====== Rows ======

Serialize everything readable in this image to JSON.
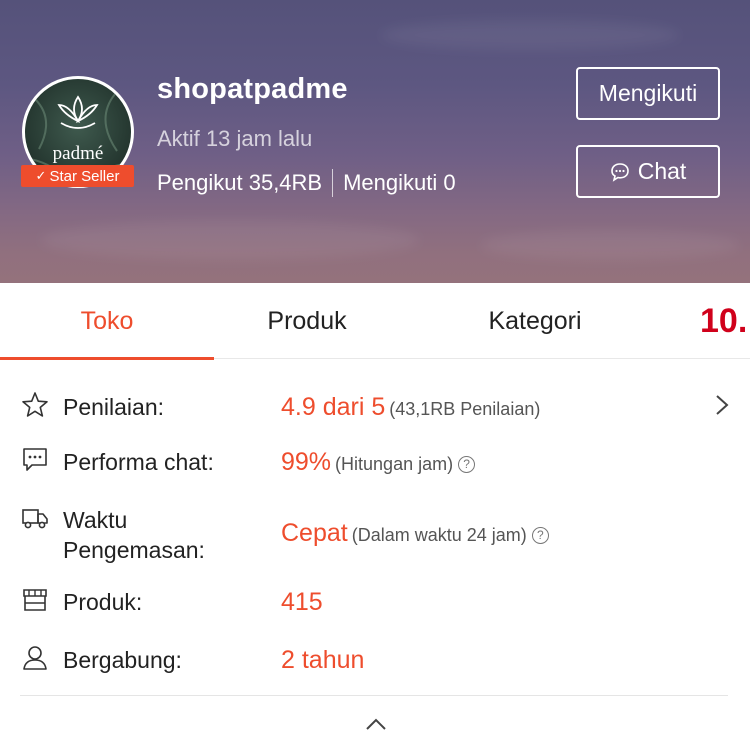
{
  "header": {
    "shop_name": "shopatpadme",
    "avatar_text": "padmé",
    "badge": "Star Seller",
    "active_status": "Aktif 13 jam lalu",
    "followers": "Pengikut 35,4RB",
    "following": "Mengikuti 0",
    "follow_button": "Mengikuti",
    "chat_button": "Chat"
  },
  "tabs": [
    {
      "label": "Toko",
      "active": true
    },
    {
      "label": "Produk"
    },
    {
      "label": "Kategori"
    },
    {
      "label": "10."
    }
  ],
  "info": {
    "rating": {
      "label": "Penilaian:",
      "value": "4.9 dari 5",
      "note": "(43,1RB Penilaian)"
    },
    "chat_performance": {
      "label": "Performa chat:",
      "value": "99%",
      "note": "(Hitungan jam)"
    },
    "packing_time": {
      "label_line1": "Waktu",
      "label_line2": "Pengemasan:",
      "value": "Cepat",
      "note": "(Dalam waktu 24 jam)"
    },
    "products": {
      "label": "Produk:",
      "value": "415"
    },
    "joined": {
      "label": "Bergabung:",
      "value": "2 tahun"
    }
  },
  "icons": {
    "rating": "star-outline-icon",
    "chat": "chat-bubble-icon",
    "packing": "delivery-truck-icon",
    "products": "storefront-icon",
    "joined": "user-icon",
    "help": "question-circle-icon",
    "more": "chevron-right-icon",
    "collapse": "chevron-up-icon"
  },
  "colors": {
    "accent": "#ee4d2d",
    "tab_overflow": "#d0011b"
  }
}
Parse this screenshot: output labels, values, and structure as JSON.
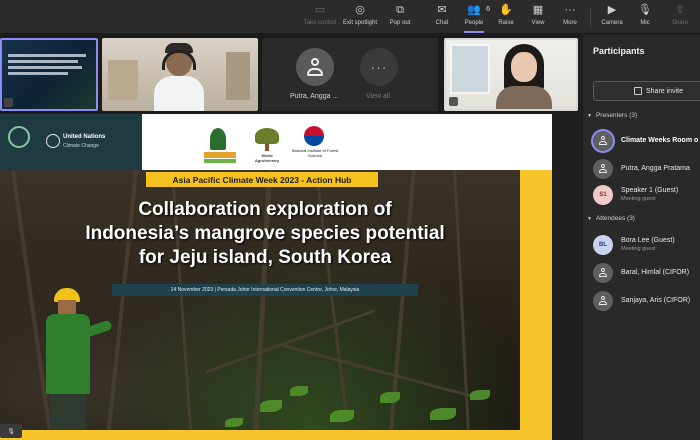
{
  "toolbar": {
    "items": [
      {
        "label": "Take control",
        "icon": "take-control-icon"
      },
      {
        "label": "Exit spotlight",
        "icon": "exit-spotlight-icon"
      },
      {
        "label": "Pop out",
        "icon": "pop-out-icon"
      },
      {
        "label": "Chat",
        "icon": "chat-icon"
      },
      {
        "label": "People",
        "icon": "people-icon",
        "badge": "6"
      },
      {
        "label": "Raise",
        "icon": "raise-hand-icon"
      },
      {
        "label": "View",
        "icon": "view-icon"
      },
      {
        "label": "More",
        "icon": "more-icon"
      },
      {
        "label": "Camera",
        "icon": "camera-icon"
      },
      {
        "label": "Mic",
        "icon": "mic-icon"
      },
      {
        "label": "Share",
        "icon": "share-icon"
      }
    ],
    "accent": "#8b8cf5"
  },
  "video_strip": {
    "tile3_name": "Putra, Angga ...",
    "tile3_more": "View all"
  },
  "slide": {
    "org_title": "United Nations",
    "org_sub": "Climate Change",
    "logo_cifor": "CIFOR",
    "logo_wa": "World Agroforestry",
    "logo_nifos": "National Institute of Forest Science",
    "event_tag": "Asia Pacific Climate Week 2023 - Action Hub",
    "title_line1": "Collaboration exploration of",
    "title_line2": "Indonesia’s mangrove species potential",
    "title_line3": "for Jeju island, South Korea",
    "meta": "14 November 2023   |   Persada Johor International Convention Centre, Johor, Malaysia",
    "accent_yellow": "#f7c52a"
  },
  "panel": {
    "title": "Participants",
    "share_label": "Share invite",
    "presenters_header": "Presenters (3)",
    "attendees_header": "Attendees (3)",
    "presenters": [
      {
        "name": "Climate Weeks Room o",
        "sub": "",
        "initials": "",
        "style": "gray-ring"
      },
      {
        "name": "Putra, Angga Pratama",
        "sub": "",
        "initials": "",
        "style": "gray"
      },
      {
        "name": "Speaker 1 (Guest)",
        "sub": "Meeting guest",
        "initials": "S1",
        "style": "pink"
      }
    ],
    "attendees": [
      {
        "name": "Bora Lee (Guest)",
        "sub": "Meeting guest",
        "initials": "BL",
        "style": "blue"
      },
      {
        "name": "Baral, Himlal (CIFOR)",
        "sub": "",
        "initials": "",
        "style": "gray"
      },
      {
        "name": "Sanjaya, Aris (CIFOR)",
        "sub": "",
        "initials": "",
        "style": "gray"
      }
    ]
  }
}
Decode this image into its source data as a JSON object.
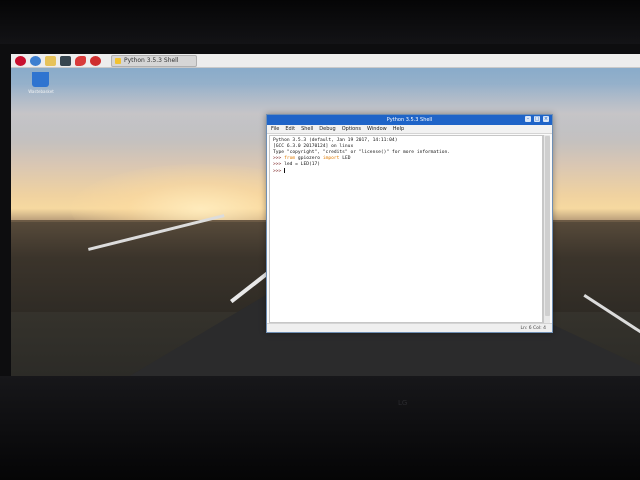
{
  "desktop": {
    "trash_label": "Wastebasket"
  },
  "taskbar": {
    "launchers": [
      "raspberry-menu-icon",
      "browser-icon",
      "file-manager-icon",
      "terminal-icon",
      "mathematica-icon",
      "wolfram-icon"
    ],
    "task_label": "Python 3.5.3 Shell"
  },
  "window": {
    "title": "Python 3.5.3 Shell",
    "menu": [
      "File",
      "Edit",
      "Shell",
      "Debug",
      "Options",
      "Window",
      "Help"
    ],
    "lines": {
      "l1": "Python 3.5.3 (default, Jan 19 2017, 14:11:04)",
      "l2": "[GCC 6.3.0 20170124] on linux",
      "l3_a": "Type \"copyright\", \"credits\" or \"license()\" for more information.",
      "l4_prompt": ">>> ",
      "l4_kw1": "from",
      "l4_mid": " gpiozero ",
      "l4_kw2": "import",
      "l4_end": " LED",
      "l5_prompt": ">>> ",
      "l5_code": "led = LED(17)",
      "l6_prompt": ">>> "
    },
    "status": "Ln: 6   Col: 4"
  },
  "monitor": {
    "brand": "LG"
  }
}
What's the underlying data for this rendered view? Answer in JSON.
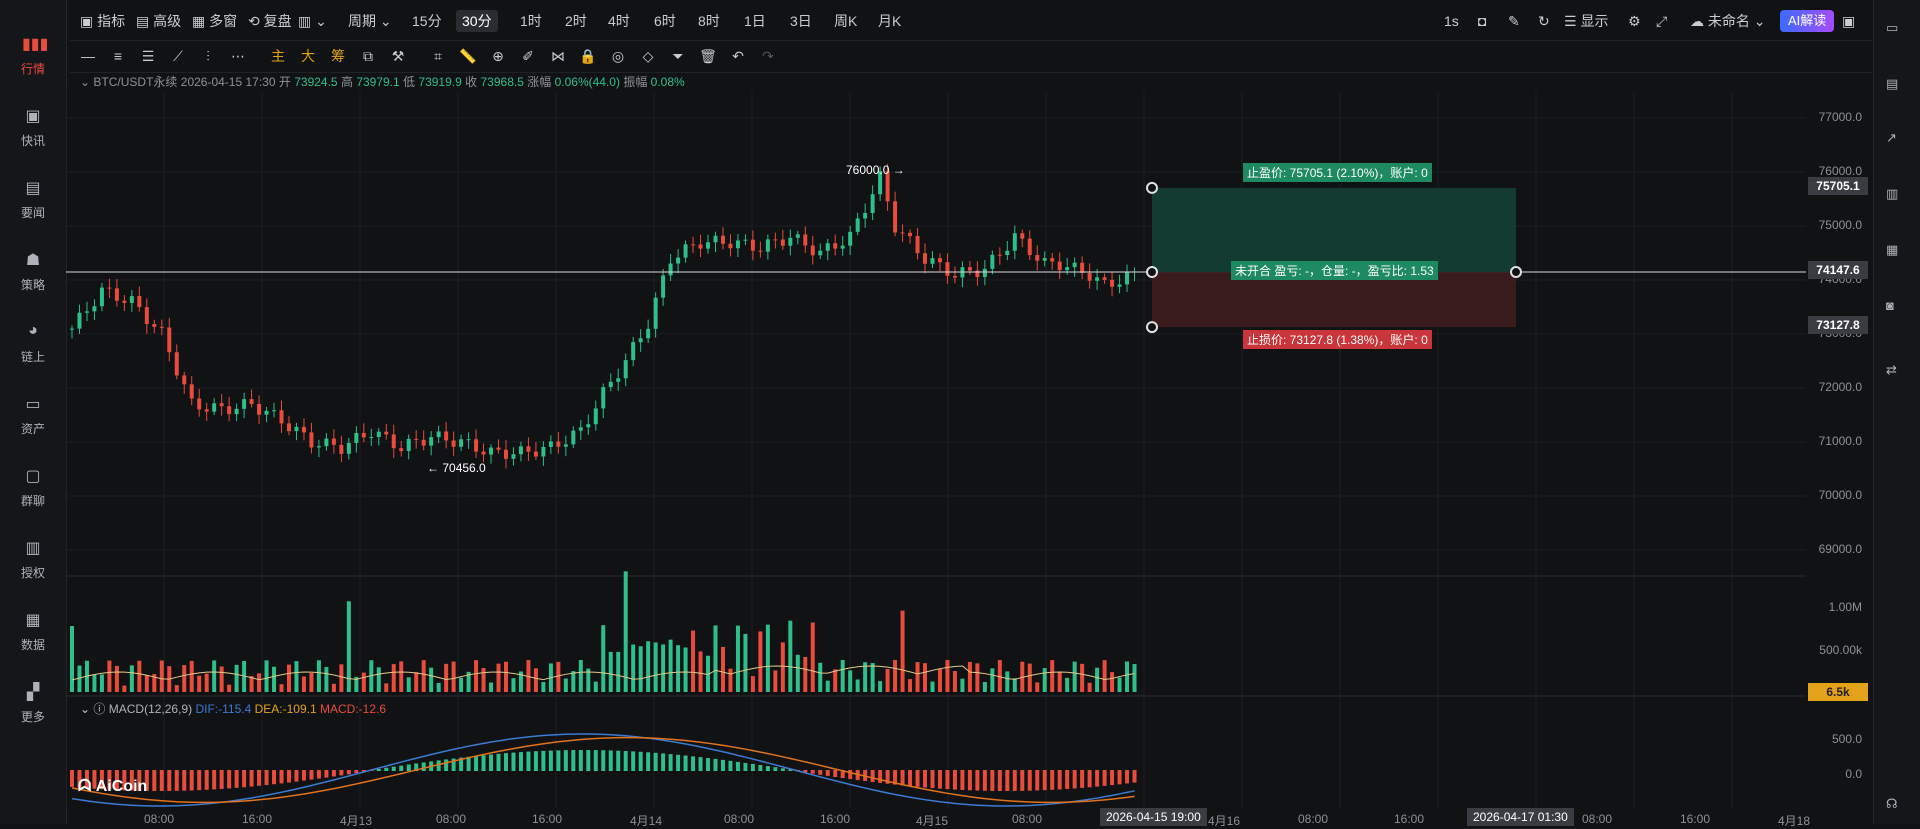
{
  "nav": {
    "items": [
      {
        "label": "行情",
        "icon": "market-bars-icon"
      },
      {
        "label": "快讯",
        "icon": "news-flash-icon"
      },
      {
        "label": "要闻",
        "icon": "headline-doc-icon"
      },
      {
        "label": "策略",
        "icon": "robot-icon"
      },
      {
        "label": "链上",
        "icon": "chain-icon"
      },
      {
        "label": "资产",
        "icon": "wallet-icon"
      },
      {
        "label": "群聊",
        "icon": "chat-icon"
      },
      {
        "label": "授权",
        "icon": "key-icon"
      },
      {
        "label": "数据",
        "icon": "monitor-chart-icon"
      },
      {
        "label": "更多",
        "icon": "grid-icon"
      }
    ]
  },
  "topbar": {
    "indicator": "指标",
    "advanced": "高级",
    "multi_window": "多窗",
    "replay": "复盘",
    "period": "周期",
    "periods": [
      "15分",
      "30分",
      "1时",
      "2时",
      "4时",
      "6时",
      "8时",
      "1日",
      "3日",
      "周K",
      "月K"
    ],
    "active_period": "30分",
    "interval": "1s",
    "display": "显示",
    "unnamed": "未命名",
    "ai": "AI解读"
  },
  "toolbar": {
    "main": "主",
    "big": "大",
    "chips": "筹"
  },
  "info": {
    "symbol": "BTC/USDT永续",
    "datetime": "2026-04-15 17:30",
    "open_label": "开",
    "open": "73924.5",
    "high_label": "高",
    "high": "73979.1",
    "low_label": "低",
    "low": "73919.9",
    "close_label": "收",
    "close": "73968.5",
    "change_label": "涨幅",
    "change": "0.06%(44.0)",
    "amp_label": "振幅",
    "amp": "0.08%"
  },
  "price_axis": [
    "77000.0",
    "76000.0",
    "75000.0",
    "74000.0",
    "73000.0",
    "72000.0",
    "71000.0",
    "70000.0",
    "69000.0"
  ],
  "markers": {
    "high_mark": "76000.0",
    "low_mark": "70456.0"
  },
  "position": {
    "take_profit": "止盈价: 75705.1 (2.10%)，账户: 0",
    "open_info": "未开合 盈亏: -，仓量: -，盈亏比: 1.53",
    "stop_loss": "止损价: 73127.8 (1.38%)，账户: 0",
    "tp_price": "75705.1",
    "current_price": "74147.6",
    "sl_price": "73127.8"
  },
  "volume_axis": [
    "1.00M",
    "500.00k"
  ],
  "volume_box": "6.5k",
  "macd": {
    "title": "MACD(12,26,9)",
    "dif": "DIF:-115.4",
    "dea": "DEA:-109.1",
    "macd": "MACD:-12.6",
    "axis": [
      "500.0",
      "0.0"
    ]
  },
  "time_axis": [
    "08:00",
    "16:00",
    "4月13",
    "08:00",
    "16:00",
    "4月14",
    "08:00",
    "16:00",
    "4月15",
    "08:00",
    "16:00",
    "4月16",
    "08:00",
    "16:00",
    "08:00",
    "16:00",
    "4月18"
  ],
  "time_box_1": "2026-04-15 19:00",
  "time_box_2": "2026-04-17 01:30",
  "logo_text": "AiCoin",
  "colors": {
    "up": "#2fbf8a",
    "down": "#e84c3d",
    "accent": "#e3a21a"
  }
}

======

▸ **Written instruction**
Collect the lines that hold "JSON".

▸ **Problem solution**
Serialize everything readable in this image to JSON.
Parse this screenshot: output labels, values, and structure as JSON.
Decode this image into its source data as a JSON object.
What's the underlying data for this rendered view? Answer in JSON.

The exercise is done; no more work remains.